_AIM OF THE EXERCISE_.
How many lines in the listing below contain the string "company"? Case counts, so a match must have the same capitals and lowercase letters. Reply with the number only.

*** GIVEN RECORDS

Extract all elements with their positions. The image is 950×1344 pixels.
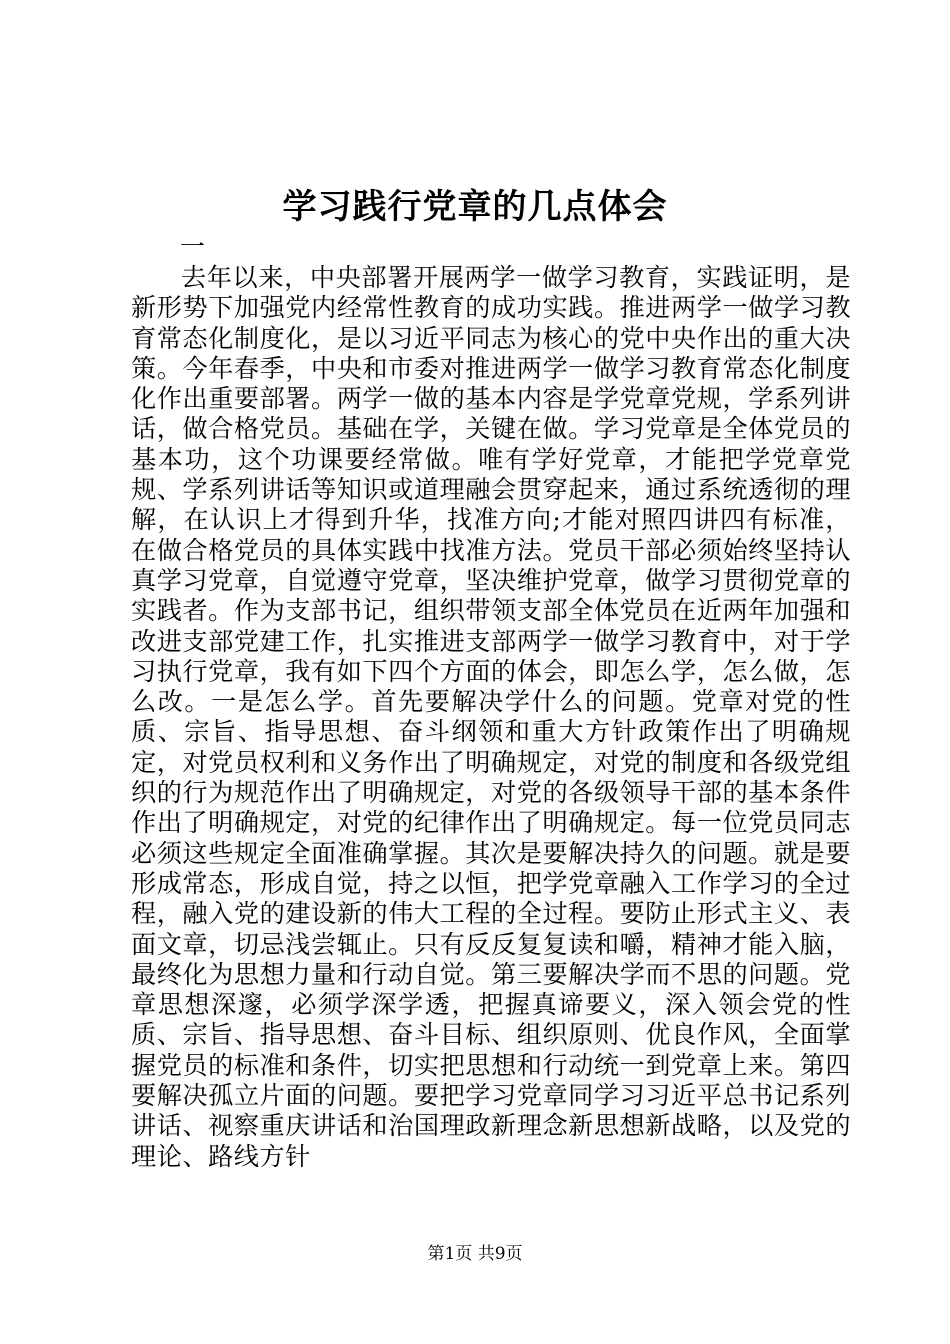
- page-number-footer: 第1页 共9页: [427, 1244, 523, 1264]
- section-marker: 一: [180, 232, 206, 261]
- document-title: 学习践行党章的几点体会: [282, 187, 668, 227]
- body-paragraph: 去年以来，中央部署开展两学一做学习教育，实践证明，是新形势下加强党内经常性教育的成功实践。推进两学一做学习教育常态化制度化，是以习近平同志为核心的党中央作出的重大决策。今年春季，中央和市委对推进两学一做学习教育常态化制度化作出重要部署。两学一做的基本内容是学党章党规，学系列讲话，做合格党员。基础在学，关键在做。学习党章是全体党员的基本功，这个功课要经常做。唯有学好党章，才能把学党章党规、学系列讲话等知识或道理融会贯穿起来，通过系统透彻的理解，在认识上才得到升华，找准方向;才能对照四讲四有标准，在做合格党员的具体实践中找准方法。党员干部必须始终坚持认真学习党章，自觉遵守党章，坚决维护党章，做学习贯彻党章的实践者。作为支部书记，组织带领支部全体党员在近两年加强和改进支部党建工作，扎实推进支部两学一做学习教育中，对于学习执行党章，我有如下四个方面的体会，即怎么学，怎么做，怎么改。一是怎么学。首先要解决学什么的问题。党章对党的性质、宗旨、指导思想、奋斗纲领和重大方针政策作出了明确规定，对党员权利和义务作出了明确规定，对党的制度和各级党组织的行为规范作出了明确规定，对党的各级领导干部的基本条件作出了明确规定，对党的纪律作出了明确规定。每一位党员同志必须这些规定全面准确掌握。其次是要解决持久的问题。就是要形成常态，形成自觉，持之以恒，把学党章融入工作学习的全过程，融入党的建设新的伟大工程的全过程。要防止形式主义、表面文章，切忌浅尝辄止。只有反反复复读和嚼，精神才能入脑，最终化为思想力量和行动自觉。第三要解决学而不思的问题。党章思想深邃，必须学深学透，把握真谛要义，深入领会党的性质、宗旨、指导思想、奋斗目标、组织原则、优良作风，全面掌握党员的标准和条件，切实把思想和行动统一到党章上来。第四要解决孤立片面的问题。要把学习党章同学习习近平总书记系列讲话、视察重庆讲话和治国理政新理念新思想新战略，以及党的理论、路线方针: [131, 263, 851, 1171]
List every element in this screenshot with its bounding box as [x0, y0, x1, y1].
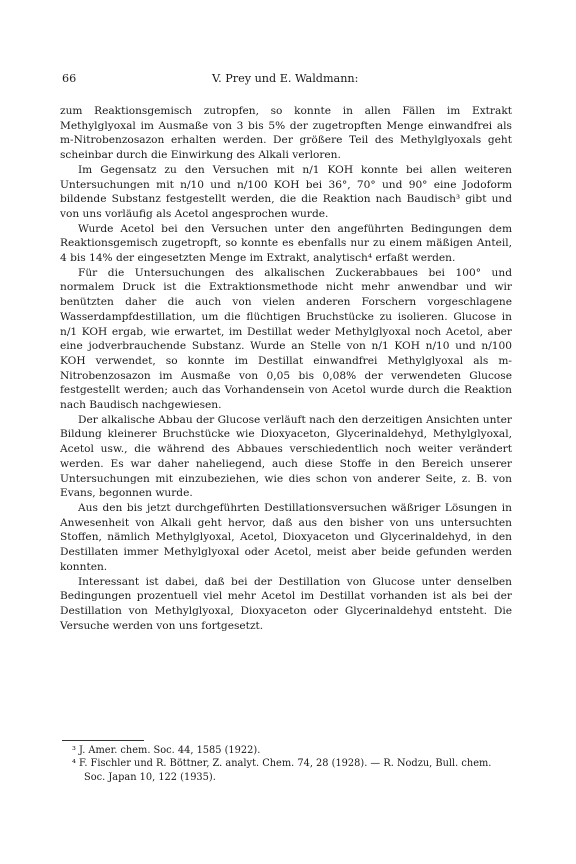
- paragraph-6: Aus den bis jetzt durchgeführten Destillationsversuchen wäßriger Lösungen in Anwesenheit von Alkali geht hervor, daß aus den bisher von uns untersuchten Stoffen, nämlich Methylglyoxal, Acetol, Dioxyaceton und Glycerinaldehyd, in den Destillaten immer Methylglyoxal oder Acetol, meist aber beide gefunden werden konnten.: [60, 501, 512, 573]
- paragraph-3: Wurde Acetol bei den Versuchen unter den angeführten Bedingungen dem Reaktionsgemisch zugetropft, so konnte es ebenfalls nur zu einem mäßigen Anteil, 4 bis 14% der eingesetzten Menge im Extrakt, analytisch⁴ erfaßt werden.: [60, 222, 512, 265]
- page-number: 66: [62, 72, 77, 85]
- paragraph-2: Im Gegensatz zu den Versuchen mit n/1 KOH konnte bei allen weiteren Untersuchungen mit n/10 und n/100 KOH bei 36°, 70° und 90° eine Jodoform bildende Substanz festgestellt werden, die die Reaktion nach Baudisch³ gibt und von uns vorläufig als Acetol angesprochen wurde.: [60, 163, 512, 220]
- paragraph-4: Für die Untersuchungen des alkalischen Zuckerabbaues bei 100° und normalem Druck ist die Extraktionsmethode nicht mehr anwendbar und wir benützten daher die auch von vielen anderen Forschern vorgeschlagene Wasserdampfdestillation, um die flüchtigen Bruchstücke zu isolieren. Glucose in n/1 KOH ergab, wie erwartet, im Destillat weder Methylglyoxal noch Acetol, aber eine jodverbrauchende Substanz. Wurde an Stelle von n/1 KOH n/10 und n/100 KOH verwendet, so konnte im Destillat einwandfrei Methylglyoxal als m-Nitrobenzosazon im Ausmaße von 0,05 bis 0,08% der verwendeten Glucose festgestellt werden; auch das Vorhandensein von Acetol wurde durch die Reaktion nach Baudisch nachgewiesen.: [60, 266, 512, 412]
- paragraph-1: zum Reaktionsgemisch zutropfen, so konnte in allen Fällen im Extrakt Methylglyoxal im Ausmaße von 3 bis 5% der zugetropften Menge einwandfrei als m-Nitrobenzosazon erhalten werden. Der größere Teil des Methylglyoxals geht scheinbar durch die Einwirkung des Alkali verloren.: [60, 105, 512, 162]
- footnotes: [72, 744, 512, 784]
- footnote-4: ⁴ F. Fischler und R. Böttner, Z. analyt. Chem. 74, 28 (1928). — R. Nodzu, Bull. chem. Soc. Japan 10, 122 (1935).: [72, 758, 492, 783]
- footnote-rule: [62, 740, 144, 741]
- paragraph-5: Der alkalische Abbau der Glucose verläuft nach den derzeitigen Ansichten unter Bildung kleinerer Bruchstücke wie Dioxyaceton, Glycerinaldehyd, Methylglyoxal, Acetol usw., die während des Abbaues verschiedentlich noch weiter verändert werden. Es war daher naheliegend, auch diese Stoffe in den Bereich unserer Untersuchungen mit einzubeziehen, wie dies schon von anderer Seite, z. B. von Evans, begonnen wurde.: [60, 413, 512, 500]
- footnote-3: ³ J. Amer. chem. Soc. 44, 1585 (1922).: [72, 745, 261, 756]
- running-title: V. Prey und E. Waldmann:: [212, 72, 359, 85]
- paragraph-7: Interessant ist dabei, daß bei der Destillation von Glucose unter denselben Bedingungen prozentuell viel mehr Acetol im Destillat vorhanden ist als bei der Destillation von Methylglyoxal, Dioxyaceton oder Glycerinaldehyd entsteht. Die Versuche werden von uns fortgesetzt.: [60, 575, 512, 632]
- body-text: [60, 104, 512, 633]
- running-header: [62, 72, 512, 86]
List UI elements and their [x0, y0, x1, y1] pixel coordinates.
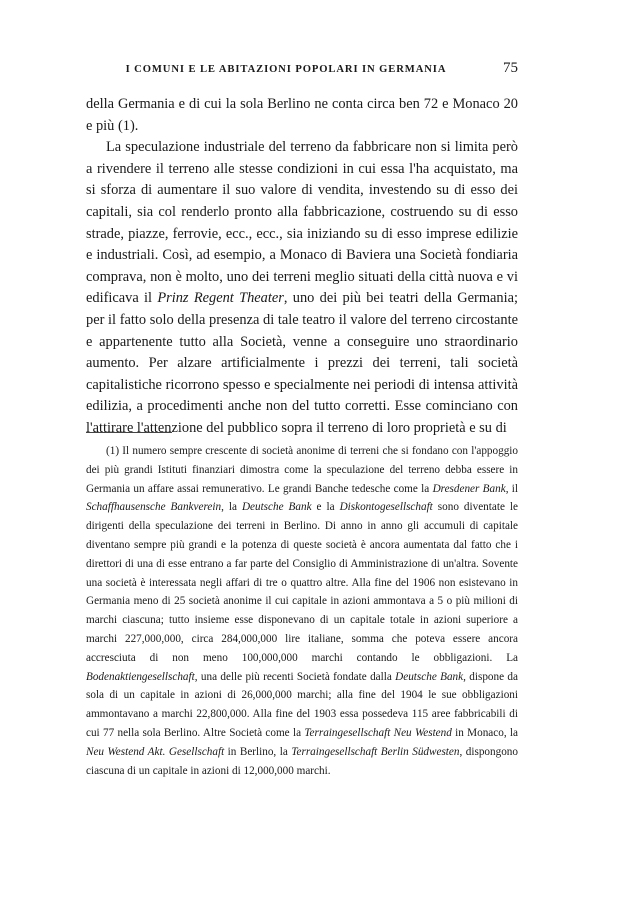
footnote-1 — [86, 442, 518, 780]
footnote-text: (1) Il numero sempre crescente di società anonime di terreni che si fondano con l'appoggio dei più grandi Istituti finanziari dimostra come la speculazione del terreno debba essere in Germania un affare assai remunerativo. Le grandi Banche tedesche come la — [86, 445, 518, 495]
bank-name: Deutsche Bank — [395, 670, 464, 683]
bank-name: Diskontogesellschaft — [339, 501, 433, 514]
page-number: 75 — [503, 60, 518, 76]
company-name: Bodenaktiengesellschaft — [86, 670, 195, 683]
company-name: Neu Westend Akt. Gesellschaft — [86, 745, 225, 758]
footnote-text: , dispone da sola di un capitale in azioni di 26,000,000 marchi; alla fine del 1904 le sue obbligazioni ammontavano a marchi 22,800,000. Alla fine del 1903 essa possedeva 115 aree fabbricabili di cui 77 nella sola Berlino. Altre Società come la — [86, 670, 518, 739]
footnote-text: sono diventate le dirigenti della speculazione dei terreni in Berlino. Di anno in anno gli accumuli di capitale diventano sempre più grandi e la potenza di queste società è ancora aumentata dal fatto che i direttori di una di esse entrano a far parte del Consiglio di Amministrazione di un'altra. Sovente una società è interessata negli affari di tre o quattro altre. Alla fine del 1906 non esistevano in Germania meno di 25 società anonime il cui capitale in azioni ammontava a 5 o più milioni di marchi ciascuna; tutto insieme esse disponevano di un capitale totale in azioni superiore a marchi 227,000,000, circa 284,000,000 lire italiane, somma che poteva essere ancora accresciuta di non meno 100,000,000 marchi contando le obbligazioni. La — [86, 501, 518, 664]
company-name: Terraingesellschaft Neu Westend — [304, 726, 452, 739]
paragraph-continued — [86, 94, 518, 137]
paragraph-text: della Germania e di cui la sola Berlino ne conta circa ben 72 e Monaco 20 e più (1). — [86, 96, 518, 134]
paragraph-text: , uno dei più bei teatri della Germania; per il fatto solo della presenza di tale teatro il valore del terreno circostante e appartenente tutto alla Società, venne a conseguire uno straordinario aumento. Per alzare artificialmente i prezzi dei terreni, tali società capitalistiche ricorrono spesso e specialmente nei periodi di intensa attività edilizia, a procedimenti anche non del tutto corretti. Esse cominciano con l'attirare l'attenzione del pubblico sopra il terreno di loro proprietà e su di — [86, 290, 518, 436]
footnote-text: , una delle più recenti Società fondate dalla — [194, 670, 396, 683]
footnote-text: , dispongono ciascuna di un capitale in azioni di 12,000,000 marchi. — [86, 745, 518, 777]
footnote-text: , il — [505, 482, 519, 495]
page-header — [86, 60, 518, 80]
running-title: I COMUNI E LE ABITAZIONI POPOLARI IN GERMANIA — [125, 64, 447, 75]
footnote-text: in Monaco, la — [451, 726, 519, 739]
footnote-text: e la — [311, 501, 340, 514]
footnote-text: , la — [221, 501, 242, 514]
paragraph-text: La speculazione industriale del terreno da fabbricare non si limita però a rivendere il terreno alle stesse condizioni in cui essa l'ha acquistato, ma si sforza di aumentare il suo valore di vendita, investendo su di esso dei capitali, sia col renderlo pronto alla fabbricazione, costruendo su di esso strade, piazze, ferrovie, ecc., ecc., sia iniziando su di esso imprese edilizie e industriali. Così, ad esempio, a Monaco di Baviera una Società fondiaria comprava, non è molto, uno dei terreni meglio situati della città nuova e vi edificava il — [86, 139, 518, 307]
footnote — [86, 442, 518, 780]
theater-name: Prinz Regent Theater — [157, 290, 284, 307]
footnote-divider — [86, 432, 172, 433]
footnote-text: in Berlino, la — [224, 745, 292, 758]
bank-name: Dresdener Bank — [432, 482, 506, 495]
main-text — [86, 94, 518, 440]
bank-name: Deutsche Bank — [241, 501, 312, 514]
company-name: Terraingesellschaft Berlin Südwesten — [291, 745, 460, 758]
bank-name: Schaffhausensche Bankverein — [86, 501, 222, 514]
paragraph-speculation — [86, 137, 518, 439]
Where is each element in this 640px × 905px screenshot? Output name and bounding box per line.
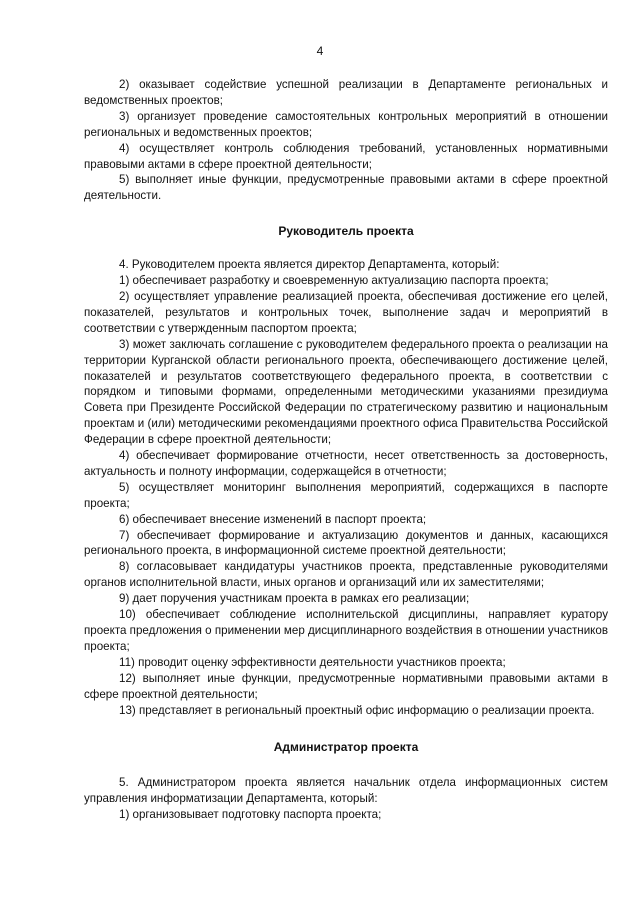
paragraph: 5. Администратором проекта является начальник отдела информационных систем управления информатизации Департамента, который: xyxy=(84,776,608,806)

******

_SOLUTION TO THIS PROBLEM_.
4